Wieder Führungswechsel am Pannen-Airport BER
Staatssekretär Lütke Daldrup wird neuer BER-Geschäftsführer / Flughafen-Chef Mühlenfeld unterschreibt Vertragsauflösung / Vertrauensverhältnis mit dem Aufsichtsrat zerrüttet
Berlin. Der Berliner Staatssekretär Engelbert Lütke Daldrup wird neuer Geschäftsführer der Berliner Flughäfen. Zudem verlässt Berlins Regierender Bürgermeister Michael Müller (SPD) den Aufsichtsrat des Unternehmens, wie dieser am Montag ankündigte. Dies sei aus »Compliance-Gründen« notwendig. Lütke Daldrup sei eine gute, sachgerechte und schnelle Lösung, sagte Müller. Die Suche nach einem externen Manager mittels eines Personalvermittlers hätte mindestens ein halbes Jahr gedauert.
Müller kündigte an, dass der Bauleiter für den neuen Hauptstadtflughafen, Jörg Marks, seine Arbeit wieder aufnehmen werde. Mühlenfeld hatte den Ingenieur freigestellt, nachdem auf der Baustelle mehrere Termine verfehlt worden waren. Weil Mühlenfeld den Personalwechsel gegen den Willen des Aufsichtsrat vollzog, war die Führungskrise im Unternehmen entstanden.
Schönefeld. Auf das Personalkarussell BER sind schon viele aufgestiegen und konnten sich eines Tages nicht mehr halten. Dazu gehört nun auch Ex-Flughafenchef Karsten Mühlenfeld. Er wird ersetzt durch den Staatssekretär Lütke Daldrup. Zudem verlässt auch Berlins Regierender Bürgermeister Michael Müller (SPD) nun den Aufsichtsrat. Die wichtigsten Köpfe in der Dauerkrise:
DIE FLUGHAFENCHEFS
- Rainer Schwarz: Wegen des geplatzten Eröffnung 2012 und des Krisenmanagements danach 2013 nach sieben Jahren im Unternehmen gekündigt. Leitet heute den Flughafen Münster-Osnabrück.

□ □ □ □ □

### AUFGABENSTELLUNG
A. Nenne alle Personen, die im Auszug mit Vor- und Nachnamen genannt werden.
B. Schreibe aus den Datensatzeinträgen den Abschnitt Zeichen für Zeichen ab, der mit der ersten Zeile beginnt und mit der Zeile endet, die „next-page-button[interactable]: › xyxy=(311,1284,365,1340)“ enthält. Beide Grenzzeilen gehören dazu.

Datensatzeinträge
□ □ □ □ □

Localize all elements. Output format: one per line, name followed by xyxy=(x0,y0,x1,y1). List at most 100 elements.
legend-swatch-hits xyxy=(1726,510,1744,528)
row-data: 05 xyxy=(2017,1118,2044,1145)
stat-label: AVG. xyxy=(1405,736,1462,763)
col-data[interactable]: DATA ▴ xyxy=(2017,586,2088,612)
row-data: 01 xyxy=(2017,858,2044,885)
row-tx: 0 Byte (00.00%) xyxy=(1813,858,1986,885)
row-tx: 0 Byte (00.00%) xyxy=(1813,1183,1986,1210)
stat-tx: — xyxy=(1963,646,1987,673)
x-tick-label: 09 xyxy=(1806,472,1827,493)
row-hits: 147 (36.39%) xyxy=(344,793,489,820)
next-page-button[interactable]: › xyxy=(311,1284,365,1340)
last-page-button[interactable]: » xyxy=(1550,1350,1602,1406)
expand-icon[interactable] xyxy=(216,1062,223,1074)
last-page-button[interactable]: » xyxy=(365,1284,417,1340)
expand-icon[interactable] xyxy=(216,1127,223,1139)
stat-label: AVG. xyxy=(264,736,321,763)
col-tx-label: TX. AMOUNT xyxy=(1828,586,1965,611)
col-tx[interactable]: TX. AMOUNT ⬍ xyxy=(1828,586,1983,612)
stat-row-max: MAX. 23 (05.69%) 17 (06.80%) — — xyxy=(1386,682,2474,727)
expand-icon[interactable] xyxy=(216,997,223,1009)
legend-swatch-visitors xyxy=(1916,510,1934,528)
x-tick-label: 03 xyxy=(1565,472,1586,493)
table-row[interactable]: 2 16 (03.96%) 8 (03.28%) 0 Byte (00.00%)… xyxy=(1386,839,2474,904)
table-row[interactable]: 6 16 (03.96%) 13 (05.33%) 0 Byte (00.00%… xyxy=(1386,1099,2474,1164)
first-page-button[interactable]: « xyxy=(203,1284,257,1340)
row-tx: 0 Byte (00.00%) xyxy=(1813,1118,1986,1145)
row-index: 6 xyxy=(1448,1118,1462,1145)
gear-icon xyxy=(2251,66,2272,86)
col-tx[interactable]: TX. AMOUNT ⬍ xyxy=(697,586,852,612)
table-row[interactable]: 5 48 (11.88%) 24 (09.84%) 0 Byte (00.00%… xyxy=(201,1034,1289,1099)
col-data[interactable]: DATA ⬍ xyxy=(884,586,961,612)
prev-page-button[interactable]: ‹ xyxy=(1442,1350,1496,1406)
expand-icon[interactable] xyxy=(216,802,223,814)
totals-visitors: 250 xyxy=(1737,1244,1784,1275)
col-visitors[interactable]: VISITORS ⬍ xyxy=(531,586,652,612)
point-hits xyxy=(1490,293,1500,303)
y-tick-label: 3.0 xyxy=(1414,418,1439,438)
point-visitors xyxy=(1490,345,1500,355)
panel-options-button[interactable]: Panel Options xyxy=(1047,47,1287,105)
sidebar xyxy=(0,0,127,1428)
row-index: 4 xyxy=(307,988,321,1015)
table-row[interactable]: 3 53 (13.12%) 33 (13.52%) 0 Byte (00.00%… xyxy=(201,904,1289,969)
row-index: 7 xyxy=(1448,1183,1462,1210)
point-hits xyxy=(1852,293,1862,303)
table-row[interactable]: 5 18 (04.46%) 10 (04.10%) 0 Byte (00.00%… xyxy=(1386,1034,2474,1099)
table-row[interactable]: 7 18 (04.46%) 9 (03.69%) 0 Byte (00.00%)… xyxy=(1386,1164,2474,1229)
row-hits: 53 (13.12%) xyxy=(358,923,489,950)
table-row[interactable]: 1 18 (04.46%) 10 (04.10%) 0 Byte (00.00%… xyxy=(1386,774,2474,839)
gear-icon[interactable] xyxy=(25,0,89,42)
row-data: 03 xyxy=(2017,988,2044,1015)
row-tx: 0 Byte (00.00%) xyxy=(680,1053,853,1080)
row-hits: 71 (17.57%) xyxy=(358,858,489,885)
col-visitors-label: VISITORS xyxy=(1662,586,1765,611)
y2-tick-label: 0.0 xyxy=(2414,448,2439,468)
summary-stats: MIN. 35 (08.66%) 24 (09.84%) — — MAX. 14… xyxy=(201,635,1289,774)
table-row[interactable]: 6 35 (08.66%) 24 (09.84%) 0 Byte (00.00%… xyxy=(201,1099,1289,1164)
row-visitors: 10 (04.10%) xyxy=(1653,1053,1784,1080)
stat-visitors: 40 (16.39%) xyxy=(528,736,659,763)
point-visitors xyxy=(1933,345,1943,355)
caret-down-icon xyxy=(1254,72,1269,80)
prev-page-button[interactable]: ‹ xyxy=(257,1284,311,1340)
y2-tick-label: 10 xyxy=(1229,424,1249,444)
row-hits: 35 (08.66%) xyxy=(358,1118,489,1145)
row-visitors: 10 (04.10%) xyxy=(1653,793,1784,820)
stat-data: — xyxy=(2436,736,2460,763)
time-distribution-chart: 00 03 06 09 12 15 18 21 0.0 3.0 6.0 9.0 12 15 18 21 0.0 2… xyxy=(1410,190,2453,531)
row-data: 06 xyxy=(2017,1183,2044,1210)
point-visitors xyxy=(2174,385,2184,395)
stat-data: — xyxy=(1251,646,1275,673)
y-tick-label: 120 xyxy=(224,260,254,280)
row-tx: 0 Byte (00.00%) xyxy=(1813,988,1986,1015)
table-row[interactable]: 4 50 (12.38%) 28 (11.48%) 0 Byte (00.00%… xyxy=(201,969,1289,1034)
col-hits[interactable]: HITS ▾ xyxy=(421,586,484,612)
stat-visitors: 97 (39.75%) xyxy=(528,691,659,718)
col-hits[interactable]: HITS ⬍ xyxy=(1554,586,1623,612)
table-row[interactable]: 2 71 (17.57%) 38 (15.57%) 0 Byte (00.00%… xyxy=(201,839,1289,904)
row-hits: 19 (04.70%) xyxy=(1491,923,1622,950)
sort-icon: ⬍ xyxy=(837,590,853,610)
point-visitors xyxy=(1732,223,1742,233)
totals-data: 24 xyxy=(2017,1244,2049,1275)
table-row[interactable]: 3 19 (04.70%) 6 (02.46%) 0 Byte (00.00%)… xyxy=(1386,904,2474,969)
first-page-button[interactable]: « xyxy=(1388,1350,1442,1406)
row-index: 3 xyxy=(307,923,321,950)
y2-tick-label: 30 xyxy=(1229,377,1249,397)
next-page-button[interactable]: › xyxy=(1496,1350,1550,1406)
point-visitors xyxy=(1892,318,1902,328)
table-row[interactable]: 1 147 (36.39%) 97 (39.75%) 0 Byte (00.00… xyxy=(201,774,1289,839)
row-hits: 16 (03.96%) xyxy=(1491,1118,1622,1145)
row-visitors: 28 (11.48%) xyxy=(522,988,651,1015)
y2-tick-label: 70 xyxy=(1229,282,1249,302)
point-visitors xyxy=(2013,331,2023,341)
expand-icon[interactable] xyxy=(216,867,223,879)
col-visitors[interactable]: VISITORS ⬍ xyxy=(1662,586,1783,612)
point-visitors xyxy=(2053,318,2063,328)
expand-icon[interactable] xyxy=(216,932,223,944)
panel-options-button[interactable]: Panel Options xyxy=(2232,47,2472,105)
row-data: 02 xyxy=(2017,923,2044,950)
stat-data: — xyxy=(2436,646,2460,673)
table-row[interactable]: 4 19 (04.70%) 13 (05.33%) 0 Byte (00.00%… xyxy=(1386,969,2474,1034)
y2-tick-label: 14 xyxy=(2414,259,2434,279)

□ □ □ □ □

### ERGEBNISSE JE AUFGABE
A.
Engelbert Lütke Daldrup
Michael Müller
Jörg Marks
Karsten Mühlenfeld
Rainer Schwarz

B.
Localize all elements. Output format: one per line, name followed by xyxy=(x0,y0,x1,y1). List at most 100 elements.
legend-swatch-hits xyxy=(1726,510,1744,528)
row-data: 05 xyxy=(2017,1118,2044,1145)
stat-label: AVG. xyxy=(1405,736,1462,763)
col-data[interactable]: DATA ▴ xyxy=(2017,586,2088,612)
row-data: 01 xyxy=(2017,858,2044,885)
row-tx: 0 Byte (00.00%) xyxy=(1813,858,1986,885)
row-tx: 0 Byte (00.00%) xyxy=(1813,1183,1986,1210)
stat-tx: — xyxy=(1963,646,1987,673)
x-tick-label: 09 xyxy=(1806,472,1827,493)
row-hits: 147 (36.39%) xyxy=(344,793,489,820)
next-page-button[interactable]: › xyxy=(311,1284,365,1340)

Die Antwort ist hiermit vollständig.